_Written exercise_:
Quote, without change, all of the lines that follow.

[START OF Data shown]

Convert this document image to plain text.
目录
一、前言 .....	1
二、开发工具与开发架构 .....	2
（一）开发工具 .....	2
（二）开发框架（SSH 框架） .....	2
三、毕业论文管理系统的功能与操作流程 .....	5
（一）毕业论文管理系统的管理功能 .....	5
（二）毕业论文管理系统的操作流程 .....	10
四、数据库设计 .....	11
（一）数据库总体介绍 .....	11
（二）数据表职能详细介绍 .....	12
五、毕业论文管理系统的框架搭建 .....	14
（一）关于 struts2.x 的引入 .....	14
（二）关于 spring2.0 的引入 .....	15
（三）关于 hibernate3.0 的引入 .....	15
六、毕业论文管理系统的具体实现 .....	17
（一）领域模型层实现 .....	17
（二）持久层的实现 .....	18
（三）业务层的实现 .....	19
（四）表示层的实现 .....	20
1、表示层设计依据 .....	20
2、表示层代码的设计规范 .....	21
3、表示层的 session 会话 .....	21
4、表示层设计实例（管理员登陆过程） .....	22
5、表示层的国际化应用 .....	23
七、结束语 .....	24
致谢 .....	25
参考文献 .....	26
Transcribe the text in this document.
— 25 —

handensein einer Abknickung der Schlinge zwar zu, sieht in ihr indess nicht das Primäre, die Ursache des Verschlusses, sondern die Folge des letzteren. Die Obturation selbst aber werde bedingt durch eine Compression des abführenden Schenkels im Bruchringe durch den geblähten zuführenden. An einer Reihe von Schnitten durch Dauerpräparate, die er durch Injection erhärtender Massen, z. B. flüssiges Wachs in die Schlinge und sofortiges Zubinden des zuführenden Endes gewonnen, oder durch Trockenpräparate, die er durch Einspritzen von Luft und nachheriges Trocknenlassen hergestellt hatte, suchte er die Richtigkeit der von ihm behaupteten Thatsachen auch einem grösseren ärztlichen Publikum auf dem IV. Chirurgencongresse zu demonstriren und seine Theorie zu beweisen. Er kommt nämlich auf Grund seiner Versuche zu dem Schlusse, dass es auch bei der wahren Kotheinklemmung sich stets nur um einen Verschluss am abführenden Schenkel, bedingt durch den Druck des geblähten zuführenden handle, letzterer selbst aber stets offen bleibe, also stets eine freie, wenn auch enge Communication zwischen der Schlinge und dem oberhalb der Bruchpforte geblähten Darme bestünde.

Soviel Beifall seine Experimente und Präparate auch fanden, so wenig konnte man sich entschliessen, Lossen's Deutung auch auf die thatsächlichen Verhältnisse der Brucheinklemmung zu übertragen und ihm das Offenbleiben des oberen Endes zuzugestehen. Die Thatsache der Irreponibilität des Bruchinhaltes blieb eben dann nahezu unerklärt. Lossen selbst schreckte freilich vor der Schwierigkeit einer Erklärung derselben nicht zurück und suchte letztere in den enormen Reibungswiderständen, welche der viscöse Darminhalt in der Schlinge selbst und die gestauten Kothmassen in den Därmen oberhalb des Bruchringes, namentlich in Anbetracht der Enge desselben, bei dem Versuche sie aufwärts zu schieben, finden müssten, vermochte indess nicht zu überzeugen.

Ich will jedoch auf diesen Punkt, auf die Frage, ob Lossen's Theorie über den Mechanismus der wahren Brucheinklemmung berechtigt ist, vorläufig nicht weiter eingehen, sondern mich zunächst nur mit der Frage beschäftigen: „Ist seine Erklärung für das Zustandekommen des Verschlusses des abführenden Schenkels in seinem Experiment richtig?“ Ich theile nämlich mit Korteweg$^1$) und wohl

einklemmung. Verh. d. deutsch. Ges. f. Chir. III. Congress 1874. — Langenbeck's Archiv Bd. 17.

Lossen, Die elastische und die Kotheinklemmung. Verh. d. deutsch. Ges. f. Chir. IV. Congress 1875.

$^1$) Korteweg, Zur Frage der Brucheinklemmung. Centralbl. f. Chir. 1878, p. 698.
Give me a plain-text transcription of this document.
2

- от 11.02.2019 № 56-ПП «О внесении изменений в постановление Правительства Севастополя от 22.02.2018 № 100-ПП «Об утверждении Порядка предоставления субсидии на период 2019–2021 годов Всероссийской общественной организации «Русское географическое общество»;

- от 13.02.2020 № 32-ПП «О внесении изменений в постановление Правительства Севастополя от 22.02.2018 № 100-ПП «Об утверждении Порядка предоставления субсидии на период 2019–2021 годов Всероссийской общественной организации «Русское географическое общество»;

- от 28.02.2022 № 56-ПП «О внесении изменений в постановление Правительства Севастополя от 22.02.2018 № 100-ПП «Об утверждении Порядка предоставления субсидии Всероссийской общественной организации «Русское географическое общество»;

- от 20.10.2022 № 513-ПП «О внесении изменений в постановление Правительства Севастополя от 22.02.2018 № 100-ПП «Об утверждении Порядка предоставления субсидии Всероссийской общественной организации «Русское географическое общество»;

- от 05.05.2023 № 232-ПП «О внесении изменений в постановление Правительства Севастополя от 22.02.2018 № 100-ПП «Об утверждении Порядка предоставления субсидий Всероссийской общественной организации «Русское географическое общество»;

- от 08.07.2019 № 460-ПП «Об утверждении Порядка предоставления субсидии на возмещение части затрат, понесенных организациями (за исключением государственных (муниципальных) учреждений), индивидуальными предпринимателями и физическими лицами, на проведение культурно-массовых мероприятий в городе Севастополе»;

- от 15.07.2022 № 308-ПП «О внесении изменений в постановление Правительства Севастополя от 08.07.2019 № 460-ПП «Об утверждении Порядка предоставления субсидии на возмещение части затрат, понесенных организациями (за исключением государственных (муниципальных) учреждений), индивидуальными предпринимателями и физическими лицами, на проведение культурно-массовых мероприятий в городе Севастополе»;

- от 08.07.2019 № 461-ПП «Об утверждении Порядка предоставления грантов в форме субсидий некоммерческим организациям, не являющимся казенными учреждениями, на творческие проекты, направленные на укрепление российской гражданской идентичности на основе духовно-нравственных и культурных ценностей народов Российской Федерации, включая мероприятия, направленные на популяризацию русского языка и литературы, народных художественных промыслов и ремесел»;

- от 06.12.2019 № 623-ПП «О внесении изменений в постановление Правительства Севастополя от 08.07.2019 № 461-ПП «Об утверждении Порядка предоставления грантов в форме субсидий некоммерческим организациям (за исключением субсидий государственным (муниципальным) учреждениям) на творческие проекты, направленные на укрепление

[END OF Data shown]

_Task answer_:
Convert this document image to plain text.
目录
一、前言 .....	1
二、开发工具与开发架构 .....	2
（一）开发工具 .....	2
（二）开发框架（SSH 框架） .....	2
三、毕业论文管理系统的功能与操作流程 .....	5
（一）毕业论文管理系统的管理功能 .....	5
（二）毕业论文管理系统的操作流程 .....	10
四、数据库设计 .....	11
（一）数据库总体介绍 .....	11
（二）数据表职能详细介绍 .....	12
五、毕业论文管理系统的框架搭建 .....	14
（一）关于 struts2.x 的引入 .....	14
（二）关于 spring2.0 的引入 .....	15
（三）关于 hibernate3.0 的引入 .....	15
六、毕业论文管理系统的具体实现 .....	17
（一）领域模型层实现 .....	17
（二）持久层的实现 .....	18
（三）业务层的实现 .....	19
（四）表示层的实现 .....	20
1、表示层设计依据 .....	20
2、表示层代码的设计规范 .....	21
3、表示层的 session 会话 .....	21
4、表示层设计实例（管理员登陆过程） .....	22
5、表示层的国际化应用 .....	23
七、结束语 .....	24
致谢 .....	25
参考文献 .....	26
Transcribe the text in this document.
— 25 —

handensein einer Abknickung der Schlinge zwar zu, sieht in ihr indess nicht das Primäre, die Ursache des Verschlusses, sondern die Folge des letzteren. Die Obturation selbst aber werde bedingt durch eine Compression des abführenden Schenkels im Bruchringe durch den geblähten zuführenden. An einer Reihe von Schnitten durch Dauerpräparate, die er durch Injection erhärtender Massen, z. B. flüssiges Wachs in die Schlinge und sofortiges Zubinden des zuführenden Endes gewonnen, oder durch Trockenpräparate, die er durch Einspritzen von Luft und nachheriges Trocknenlassen hergestellt hatte, suchte er die Richtigkeit der von ihm behaupteten Thatsachen auch einem grösseren ärztlichen Publikum auf dem IV. Chirurgencongresse zu demonstriren und seine Theorie zu beweisen. Er kommt nämlich auf Grund seiner Versuche zu dem Schlusse, dass es auch bei der wahren Kotheinklemmung sich stets nur um einen Verschluss am abführenden Schenkel, bedingt durch den Druck des geblähten zuführenden handle, letzterer selbst aber stets offen bleibe, also stets eine freie, wenn auch enge Communication zwischen der Schlinge und dem oberhalb der Bruchpforte geblähten Darme bestünde.

Soviel Beifall seine Experimente und Präparate auch fanden, so wenig konnte man sich entschliessen, Lossen's Deutung auch auf die thatsächlichen Verhältnisse der Brucheinklemmung zu übertragen und ihm das Offenbleiben des oberen Endes zuzugestehen. Die Thatsache der Irreponibilität des Bruchinhaltes blieb eben dann nahezu unerklärt. Lossen selbst schreckte freilich vor der Schwierigkeit einer Erklärung derselben nicht zurück und suchte letztere in den enormen Reibungswiderständen, welche der viscöse Darminhalt in der Schlinge selbst und die gestauten Kothmassen in den Därmen oberhalb des Bruchringes, namentlich in Anbetracht der Enge desselben, bei dem Versuche sie aufwärts zu schieben, finden müssten, vermochte indess nicht zu überzeugen.

Ich will jedoch auf diesen Punkt, auf die Frage, ob Lossen's Theorie über den Mechanismus der wahren Brucheinklemmung berechtigt ist, vorläufig nicht weiter eingehen, sondern mich zunächst nur mit der Frage beschäftigen: „Ist seine Erklärung für das Zustandekommen des Verschlusses des abführenden Schenkels in seinem Experiment richtig?“ Ich theile nämlich mit Korteweg$^1$) und wohl

einklemmung. Verh. d. deutsch. Ges. f. Chir. III. Congress 1874. — Langenbeck's Archiv Bd. 17.

Lossen, Die elastische und die Kotheinklemmung. Verh. d. deutsch. Ges. f. Chir. IV. Congress 1875.

$^1$) Korteweg, Zur Frage der Brucheinklemmung. Centralbl. f. Chir. 1878, p. 698.
Give me a plain-text transcription of this document.
2

- от 11.02.2019 № 56-ПП «О внесении изменений в постановление Правительства Севастополя от 22.02.2018 № 100-ПП «Об утверждении Порядка предоставления субсидии на период 2019–2021 годов Всероссийской общественной организации «Русское географическое общество»;

- от 13.02.2020 № 32-ПП «О внесении изменений в постановление Правительства Севастополя от 22.02.2018 № 100-ПП «Об утверждении Порядка предоставления субсидии на период 2019–2021 годов Всероссийской общественной организации «Русское географическое общество»;

- от 28.02.2022 № 56-ПП «О внесении изменений в постановление Правительства Севастополя от 22.02.2018 № 100-ПП «Об утверждении Порядка предоставления субсидии Всероссийской общественной организации «Русское географическое общество»;

- от 20.10.2022 № 513-ПП «О внесении изменений в постановление Правительства Севастополя от 22.02.2018 № 100-ПП «Об утверждении Порядка предоставления субсидии Всероссийской общественной организации «Русское географическое общество»;

- от 05.05.2023 № 232-ПП «О внесении изменений в постановление Правительства Севастополя от 22.02.2018 № 100-ПП «Об утверждении Порядка предоставления субсидий Всероссийской общественной организации «Русское географическое общество»;

- от 08.07.2019 № 460-ПП «Об утверждении Порядка предоставления субсидии на возмещение части затрат, понесенных организациями (за исключением государственных (муниципальных) учреждений), индивидуальными предпринимателями и физическими лицами, на проведение культурно-массовых мероприятий в городе Севастополе»;

- от 15.07.2022 № 308-ПП «О внесении изменений в постановление Правительства Севастополя от 08.07.2019 № 460-ПП «Об утверждении Порядка предоставления субсидии на возмещение части затрат, понесенных организациями (за исключением государственных (муниципальных) учреждений), индивидуальными предпринимателями и физическими лицами, на проведение культурно-массовых мероприятий в городе Севастополе»;

- от 08.07.2019 № 461-ПП «Об утверждении Порядка предоставления грантов в форме субсидий некоммерческим организациям, не являющимся казенными учреждениями, на творческие проекты, направленные на укрепление российской гражданской идентичности на основе духовно-нравственных и культурных ценностей народов Российской Федерации, включая мероприятия, направленные на популяризацию русского языка и литературы, народных художественных промыслов и ремесел»;

- от 06.12.2019 № 623-ПП «О внесении изменений в постановление Правительства Севастополя от 08.07.2019 № 461-ПП «Об утверждении Порядка предоставления грантов в форме субсидий некоммерческим организациям (за исключением субсидий государственным (муниципальным) учреждениям) на творческие проекты, направленные на укрепление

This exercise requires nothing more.